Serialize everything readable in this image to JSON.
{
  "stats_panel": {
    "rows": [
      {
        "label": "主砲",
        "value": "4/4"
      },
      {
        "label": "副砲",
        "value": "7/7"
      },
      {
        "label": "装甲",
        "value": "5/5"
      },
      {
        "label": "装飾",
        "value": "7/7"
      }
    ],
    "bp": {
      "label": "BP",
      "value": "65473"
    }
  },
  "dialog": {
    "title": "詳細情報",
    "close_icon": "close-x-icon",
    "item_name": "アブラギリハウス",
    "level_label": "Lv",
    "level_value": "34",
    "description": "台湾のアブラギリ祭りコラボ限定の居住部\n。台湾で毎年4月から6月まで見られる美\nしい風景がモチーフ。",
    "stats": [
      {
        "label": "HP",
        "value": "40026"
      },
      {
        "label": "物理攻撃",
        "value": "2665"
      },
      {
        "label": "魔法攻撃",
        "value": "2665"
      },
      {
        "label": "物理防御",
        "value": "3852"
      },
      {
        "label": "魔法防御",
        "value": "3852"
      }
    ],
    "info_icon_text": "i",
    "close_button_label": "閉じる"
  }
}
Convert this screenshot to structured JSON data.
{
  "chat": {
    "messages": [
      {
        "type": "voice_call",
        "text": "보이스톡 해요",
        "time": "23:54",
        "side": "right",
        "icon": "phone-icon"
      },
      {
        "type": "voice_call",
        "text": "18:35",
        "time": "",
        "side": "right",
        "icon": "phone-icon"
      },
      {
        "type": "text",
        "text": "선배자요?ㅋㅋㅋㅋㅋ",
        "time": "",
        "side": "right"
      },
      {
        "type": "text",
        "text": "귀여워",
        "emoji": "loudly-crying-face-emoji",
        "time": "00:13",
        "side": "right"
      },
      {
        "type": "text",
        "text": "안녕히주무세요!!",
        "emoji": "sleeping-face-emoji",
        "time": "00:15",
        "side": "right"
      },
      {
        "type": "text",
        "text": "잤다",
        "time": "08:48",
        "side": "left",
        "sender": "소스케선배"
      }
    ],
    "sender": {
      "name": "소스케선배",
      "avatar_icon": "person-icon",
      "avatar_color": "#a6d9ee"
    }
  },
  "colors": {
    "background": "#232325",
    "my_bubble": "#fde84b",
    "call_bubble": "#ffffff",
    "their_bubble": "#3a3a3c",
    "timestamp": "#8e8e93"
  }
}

### Goal of the exercise
Write out all the data again, exactly as it appears.

### Answer for the task
Serialize everything readable in this image to JSON.
{
  "stats_panel": {
    "rows": [
      {
        "label": "主砲",
        "value": "4/4"
      },
      {
        "label": "副砲",
        "value": "7/7"
      },
      {
        "label": "装甲",
        "value": "5/5"
      },
      {
        "label": "装飾",
        "value": "7/7"
      }
    ],
    "bp": {
      "label": "BP",
      "value": "65473"
    }
  },
  "dialog": {
    "title": "詳細情報",
    "close_icon": "close-x-icon",
    "item_name": "アブラギリハウス",
    "level_label": "Lv",
    "level_value": "34",
    "description": "台湾のアブラギリ祭りコラボ限定の居住部\n。台湾で毎年4月から6月まで見られる美\nしい風景がモチーフ。",
    "stats": [
      {
        "label": "HP",
        "value": "40026"
      },
      {
        "label": "物理攻撃",
        "value": "2665"
      },
      {
        "label": "魔法攻撃",
        "value": "2665"
      },
      {
        "label": "物理防御",
        "value": "3852"
      },
      {
        "label": "魔法防御",
        "value": "3852"
      }
    ],
    "info_icon_text": "i",
    "close_button_label": "閉じる"
  }
}
Convert this screenshot to structured JSON data.
{
  "chat": {
    "messages": [
      {
        "type": "voice_call",
        "text": "보이스톡 해요",
        "time": "23:54",
        "side": "right",
        "icon": "phone-icon"
      },
      {
        "type": "voice_call",
        "text": "18:35",
        "time": "",
        "side": "right",
        "icon": "phone-icon"
      },
      {
        "type": "text",
        "text": "선배자요?ㅋㅋㅋㅋㅋ",
        "time": "",
        "side": "right"
      },
      {
        "type": "text",
        "text": "귀여워",
        "emoji": "loudly-crying-face-emoji",
        "time": "00:13",
        "side": "right"
      },
      {
        "type": "text",
        "text": "안녕히주무세요!!",
        "emoji": "sleeping-face-emoji",
        "time": "00:15",
        "side": "right"
      },
      {
        "type": "text",
        "text": "잤다",
        "time": "08:48",
        "side": "left",
        "sender": "소스케선배"
      }
    ],
    "sender": {
      "name": "소스케선배",
      "avatar_icon": "person-icon",
      "avatar_color": "#a6d9ee"
    }
  },
  "colors": {
    "background": "#232325",
    "my_bubble": "#fde84b",
    "call_bubble": "#ffffff",
    "their_bubble": "#3a3a3c",
    "timestamp": "#8e8e93"
  }
}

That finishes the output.